Data listing:
-.-.-
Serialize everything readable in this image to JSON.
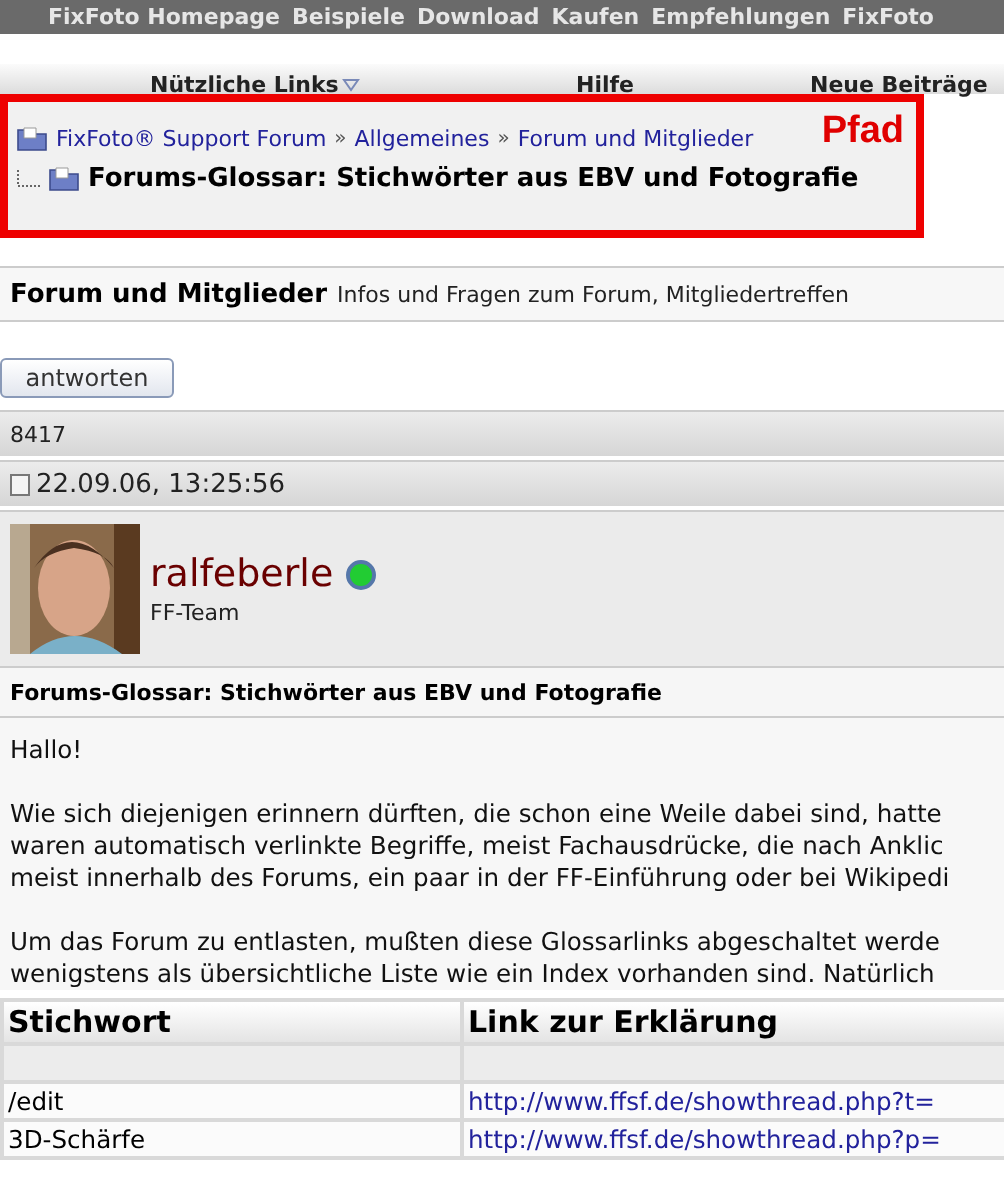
{
  "top_nav": [
    "FixFoto Homepage",
    "Beispiele",
    "Download",
    "Kaufen",
    "Empfehlungen",
    "FixFoto"
  ],
  "menu": [
    {
      "label": "Nützliche Links",
      "dropdown": true
    },
    {
      "label": "Hilfe",
      "dropdown": false
    },
    {
      "label": "Neue Beiträge",
      "dropdown": false
    }
  ],
  "path_box": {
    "label": "Pfad",
    "crumbs": [
      "FixFoto® Support Forum",
      "»",
      "Allgemeines",
      "»",
      "Forum und Mitglieder"
    ],
    "current": "Forums-Glossar: Stichwörter aus EBV und Fotografie"
  },
  "forum_header": {
    "title": "Forum und Mitglieder",
    "description": "Infos und Fragen zum Forum, Mitgliedertreffen"
  },
  "reply_button": "antworten",
  "post_count": "8417",
  "post_date": "22.09.06, 13:25:56",
  "author": {
    "name": "ralfeberle",
    "online": true,
    "role": "FF-Team"
  },
  "post_title": "Forums-Glossar: Stichwörter aus EBV und Fotografie",
  "paragraphs": [
    [
      "Hallo!"
    ],
    [
      "Wie sich diejenigen erinnern dürften, die schon eine Weile dabei sind, hatte",
      "waren automatisch verlinkte Begriffe, meist Fachausdrücke, die nach Anklic",
      "meist innerhalb des Forums, ein paar in der FF-Einführung oder bei Wikipedi"
    ],
    [
      "Um das Forum zu entlasten, mußten diese Glossarlinks abgeschaltet werde",
      "wenigstens als übersichtliche Liste wie ein Index vorhanden sind. Natürlich"
    ]
  ],
  "table": {
    "columns": [
      "Stichwort",
      "Link zur Erklärung"
    ],
    "rows": [
      {
        "term": "/edit",
        "link": "http://www.ffsf.de/showthread.php?t="
      },
      {
        "term": "3D-Schärfe",
        "link": "http://www.ffsf.de/showthread.php?p="
      }
    ]
  }
}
-.-.-
WRITTEN REQUEST:
Leave out all pictures, then copy the remaining material exactly.

OUTPUT FOR THIS TASK:
Serialize everything readable in this image to JSON.
{
  "top_nav": [
    "FixFoto Homepage",
    "Beispiele",
    "Download",
    "Kaufen",
    "Empfehlungen",
    "FixFoto"
  ],
  "menu": [
    {
      "label": "Nützliche Links",
      "dropdown": true
    },
    {
      "label": "Hilfe",
      "dropdown": false
    },
    {
      "label": "Neue Beiträge",
      "dropdown": false
    }
  ],
  "path_box": {
    "label": "Pfad",
    "crumbs": [
      "FixFoto® Support Forum",
      "»",
      "Allgemeines",
      "»",
      "Forum und Mitglieder"
    ],
    "current": "Forums-Glossar: Stichwörter aus EBV und Fotografie"
  },
  "forum_header": {
    "title": "Forum und Mitglieder",
    "description": "Infos und Fragen zum Forum, Mitgliedertreffen"
  },
  "reply_button": "antworten",
  "post_count": "8417",
  "post_date": "22.09.06, 13:25:56",
  "author": {
    "name": "ralfeberle",
    "online": true,
    "role": "FF-Team"
  },
  "post_title": "Forums-Glossar: Stichwörter aus EBV und Fotografie",
  "paragraphs": [
    [
      "Hallo!"
    ],
    [
      "Wie sich diejenigen erinnern dürften, die schon eine Weile dabei sind, hatte",
      "waren automatisch verlinkte Begriffe, meist Fachausdrücke, die nach Anklic",
      "meist innerhalb des Forums, ein paar in der FF-Einführung oder bei Wikipedi"
    ],
    [
      "Um das Forum zu entlasten, mußten diese Glossarlinks abgeschaltet werde",
      "wenigstens als übersichtliche Liste wie ein Index vorhanden sind. Natürlich"
    ]
  ],
  "table": {
    "columns": [
      "Stichwort",
      "Link zur Erklärung"
    ],
    "rows": [
      {
        "term": "/edit",
        "link": "http://www.ffsf.de/showthread.php?t="
      },
      {
        "term": "3D-Schärfe",
        "link": "http://www.ffsf.de/showthread.php?p="
      }
    ]
  }
}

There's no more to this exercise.